--- BEGIN ---

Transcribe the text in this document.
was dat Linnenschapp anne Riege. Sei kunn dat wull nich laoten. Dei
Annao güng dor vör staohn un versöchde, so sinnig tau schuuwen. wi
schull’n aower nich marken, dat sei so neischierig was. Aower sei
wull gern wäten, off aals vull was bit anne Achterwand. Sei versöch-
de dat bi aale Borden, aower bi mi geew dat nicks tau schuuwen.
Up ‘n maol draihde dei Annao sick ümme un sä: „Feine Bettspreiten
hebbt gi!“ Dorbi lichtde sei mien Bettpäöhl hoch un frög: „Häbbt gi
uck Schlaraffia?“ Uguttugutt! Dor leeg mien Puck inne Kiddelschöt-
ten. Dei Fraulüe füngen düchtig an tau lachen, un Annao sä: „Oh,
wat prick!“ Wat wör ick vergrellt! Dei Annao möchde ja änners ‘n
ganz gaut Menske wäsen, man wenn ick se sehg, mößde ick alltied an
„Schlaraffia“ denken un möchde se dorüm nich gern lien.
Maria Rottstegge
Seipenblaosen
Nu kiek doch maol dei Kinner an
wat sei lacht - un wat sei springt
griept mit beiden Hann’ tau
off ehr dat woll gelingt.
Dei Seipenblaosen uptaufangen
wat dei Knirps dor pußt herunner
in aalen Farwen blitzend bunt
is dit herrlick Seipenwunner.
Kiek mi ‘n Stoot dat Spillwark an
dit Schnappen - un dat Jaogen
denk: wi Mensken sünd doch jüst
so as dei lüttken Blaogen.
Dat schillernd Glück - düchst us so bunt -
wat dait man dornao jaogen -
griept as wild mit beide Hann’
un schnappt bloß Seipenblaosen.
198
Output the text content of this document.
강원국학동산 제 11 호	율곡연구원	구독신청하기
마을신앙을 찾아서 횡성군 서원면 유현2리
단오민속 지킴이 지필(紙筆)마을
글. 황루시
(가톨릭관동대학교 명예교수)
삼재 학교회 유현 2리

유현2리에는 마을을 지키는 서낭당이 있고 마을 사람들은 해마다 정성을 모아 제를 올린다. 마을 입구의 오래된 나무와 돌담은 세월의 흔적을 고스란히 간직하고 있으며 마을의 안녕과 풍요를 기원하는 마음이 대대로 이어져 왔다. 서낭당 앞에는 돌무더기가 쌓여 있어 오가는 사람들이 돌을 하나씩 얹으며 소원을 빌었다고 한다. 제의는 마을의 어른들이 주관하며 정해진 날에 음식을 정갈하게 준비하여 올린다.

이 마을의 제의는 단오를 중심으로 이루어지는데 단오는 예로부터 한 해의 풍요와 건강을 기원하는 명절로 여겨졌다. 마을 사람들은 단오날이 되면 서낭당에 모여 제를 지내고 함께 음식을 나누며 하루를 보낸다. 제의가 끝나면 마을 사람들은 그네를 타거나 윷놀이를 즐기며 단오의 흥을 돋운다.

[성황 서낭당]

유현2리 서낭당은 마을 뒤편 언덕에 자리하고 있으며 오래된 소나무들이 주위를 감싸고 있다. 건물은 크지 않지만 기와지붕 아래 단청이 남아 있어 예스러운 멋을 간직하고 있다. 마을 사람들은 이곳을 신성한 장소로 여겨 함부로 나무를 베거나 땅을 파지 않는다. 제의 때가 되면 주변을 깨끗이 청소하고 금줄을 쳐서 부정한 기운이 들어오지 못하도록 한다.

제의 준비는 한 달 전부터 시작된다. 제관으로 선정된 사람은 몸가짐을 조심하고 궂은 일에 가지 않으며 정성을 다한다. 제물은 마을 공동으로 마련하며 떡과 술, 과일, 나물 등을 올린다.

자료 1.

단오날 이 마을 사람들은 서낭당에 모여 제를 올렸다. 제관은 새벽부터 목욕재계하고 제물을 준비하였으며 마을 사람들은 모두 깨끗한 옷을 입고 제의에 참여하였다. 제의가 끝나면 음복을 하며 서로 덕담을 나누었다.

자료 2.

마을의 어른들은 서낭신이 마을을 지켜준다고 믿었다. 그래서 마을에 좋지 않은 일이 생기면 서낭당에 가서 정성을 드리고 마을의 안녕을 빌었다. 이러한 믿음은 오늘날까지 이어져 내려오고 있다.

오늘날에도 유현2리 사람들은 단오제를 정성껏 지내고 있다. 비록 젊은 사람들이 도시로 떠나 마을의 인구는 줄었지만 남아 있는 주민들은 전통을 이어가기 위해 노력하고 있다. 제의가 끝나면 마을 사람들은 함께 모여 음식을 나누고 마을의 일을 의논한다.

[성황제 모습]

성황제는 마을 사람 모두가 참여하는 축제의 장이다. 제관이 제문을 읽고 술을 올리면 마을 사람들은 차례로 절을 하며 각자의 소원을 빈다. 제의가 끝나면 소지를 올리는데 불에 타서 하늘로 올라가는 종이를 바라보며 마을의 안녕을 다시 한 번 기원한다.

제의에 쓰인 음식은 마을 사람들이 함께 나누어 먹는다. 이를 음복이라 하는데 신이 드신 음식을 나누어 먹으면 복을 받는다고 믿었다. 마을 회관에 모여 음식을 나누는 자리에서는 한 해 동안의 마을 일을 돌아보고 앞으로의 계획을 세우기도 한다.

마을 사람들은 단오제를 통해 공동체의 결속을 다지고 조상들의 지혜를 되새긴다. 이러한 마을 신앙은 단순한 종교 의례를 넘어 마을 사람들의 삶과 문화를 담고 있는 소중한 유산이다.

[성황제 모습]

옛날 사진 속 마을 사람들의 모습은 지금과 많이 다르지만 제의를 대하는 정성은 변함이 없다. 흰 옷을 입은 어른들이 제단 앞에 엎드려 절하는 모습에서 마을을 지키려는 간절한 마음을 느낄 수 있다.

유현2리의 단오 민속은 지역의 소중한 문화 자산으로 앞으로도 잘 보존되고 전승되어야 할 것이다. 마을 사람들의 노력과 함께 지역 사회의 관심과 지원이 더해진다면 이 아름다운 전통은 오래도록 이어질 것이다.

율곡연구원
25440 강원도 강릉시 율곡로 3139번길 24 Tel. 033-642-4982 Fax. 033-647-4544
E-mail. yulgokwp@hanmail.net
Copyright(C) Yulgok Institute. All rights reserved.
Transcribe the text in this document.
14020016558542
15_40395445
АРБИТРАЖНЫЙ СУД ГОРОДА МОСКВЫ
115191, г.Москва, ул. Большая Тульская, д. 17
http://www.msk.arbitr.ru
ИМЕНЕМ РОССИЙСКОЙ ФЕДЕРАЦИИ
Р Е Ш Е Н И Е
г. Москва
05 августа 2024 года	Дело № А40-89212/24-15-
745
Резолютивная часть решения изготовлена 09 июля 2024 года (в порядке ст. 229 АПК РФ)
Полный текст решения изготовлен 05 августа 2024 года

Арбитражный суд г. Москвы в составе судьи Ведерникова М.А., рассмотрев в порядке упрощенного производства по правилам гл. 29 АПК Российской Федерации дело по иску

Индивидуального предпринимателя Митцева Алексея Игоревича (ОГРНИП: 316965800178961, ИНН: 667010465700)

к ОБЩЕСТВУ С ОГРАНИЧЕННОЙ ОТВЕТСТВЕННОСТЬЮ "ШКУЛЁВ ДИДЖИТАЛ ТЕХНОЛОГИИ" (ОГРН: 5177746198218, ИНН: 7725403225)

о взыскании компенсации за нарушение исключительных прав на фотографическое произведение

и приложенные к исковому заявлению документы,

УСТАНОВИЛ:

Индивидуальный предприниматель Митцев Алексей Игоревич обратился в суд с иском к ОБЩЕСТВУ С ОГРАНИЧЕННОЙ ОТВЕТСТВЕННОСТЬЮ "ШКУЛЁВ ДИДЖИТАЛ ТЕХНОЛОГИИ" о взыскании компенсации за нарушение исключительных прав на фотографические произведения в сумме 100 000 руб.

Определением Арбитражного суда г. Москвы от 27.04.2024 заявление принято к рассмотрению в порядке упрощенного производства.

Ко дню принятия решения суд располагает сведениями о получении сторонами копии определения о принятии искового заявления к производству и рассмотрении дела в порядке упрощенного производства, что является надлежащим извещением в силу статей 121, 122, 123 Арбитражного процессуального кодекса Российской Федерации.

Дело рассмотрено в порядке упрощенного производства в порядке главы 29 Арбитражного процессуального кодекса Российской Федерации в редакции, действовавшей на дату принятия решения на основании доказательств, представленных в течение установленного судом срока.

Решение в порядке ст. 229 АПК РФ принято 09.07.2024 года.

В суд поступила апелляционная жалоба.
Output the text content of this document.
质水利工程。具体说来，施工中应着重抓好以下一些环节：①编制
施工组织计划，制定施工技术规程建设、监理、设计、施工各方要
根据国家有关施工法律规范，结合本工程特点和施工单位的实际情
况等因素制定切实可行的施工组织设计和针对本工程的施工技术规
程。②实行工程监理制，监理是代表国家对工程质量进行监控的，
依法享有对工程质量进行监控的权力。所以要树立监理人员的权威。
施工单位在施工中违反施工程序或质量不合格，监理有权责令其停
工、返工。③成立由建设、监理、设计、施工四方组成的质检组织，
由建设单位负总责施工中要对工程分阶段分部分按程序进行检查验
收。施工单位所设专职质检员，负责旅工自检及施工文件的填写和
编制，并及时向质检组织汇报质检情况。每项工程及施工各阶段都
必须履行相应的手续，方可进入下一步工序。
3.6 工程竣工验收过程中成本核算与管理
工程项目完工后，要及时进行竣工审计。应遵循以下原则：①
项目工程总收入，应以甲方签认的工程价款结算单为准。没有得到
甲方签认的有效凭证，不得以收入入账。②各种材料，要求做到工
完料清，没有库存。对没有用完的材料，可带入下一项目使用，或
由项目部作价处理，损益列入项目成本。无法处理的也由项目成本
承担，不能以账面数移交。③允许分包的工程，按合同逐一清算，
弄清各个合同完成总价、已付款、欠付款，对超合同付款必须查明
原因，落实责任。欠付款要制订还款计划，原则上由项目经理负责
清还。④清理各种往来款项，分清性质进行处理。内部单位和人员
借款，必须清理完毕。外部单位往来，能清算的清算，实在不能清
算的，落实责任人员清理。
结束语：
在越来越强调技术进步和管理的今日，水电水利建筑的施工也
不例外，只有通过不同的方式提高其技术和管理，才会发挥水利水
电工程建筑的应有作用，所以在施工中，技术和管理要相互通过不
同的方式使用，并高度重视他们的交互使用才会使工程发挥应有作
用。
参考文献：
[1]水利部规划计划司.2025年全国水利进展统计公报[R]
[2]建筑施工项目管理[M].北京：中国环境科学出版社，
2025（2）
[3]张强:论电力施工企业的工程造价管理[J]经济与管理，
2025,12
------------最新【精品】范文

--- END ---

Every line holding "Арбитражного" should be copied out.

- _EXPECTED OUTPUT_:
Определением Арбитражного суда г. Москвы от 27.04.2024 заявление принято к рассмотрению в порядке упрощенного производства.
Ко дню принятия решения суд располагает сведениями о получении сторонами копии определения о принятии искового заявления к производству и рассмотрении дела в порядке упрощенного производства, что является надлежащим извещением в силу статей 121, 122, 123 Арбитражного процессуального кодекса Российской Федерации.
Дело рассмотрено в порядке упрощенного производства в порядке главы 29 Арбитражного процессуального кодекса Российской Федерации в редакции, действовавшей на дату принятия решения на основании доказательств, представленных в течение установленного судом срока.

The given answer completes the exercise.